## start Information shown
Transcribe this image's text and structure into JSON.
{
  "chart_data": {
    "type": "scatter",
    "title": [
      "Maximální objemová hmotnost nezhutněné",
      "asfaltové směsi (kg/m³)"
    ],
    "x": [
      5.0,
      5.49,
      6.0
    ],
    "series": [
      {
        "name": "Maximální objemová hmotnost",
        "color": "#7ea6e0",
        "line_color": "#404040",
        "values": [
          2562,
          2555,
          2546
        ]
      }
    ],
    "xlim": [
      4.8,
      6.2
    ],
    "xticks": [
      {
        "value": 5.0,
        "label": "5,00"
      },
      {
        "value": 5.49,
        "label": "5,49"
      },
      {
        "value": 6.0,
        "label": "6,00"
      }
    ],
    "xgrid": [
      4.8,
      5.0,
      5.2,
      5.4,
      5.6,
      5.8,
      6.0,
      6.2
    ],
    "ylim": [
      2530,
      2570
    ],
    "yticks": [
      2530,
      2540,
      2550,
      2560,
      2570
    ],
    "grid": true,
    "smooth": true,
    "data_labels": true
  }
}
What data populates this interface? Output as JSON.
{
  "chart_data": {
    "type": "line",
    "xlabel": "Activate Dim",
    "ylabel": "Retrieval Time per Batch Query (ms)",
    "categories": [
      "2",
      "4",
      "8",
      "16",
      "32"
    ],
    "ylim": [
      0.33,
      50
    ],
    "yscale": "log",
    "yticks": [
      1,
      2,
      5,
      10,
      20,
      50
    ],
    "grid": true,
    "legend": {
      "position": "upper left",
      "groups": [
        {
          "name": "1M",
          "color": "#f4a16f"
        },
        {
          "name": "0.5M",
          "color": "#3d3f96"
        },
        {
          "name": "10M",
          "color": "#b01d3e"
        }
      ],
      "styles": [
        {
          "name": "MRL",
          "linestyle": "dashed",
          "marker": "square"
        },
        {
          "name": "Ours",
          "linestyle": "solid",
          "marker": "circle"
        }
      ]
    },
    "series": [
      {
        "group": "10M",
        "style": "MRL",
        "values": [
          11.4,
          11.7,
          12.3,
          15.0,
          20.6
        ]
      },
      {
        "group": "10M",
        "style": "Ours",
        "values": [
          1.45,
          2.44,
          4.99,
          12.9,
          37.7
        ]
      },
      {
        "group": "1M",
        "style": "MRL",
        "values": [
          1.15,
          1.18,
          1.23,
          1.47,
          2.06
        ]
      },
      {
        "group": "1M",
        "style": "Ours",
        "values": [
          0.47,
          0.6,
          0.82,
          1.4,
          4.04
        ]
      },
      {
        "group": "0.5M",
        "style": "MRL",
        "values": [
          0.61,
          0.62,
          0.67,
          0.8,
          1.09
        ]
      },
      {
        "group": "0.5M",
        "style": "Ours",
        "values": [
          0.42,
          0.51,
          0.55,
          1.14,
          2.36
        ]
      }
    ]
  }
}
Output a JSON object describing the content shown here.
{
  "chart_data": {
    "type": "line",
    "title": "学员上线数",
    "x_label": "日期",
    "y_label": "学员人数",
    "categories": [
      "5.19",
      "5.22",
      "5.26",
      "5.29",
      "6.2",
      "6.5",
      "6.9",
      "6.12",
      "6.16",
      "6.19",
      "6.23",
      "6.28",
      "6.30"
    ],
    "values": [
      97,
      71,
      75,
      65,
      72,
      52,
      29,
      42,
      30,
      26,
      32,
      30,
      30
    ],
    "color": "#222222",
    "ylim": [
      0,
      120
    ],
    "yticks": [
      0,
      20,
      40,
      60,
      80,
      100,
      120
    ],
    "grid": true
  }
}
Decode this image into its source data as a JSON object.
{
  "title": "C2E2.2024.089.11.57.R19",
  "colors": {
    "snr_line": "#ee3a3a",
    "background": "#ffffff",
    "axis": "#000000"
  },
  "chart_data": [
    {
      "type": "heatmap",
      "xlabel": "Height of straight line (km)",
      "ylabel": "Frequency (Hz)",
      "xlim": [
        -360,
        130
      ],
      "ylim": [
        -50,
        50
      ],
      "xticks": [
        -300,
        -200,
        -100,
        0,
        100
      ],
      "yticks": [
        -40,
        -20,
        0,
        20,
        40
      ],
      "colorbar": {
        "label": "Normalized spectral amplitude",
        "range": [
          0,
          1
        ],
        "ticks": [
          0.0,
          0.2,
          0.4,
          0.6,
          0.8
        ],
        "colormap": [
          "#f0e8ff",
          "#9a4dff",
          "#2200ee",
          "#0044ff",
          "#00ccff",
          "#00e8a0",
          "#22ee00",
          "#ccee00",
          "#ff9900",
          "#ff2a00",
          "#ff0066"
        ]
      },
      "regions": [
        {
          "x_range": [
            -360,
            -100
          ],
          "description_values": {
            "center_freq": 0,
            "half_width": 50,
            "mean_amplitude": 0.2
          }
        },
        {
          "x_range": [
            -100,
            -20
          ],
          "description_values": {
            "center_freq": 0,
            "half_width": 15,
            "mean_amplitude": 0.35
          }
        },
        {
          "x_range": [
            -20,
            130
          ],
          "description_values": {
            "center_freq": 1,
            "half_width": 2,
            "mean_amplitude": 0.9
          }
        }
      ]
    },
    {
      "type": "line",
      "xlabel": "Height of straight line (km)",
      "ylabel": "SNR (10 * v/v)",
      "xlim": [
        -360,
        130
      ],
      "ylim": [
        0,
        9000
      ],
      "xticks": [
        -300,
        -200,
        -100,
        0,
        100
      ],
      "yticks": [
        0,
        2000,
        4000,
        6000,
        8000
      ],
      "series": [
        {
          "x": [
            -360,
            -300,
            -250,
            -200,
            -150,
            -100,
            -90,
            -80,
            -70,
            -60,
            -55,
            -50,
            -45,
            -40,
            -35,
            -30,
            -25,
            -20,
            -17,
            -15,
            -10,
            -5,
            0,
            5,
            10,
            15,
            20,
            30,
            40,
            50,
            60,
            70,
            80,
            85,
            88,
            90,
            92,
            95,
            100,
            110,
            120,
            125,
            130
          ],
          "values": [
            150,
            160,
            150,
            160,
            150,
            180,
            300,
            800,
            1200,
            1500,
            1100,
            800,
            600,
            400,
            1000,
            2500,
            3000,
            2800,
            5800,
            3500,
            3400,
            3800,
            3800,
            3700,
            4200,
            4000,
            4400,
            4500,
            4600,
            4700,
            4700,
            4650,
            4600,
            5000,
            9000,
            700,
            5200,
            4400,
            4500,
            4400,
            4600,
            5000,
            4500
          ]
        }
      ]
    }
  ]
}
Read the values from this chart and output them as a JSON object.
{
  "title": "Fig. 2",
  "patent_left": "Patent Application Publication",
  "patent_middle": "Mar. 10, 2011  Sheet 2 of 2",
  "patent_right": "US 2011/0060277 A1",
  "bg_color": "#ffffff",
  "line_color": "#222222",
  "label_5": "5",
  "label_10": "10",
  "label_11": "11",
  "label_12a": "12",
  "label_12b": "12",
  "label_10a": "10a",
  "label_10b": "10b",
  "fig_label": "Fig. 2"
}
## end Information shown
Problem to solve
From the entries, report each line that includes the word "name".

Solved problem
        "name": "Maximální objemová hmotnost",
          "name": "1M",
          "name": "0.5M",
          "name": "10M",
          "name": "MRL",
          "name": "Ours",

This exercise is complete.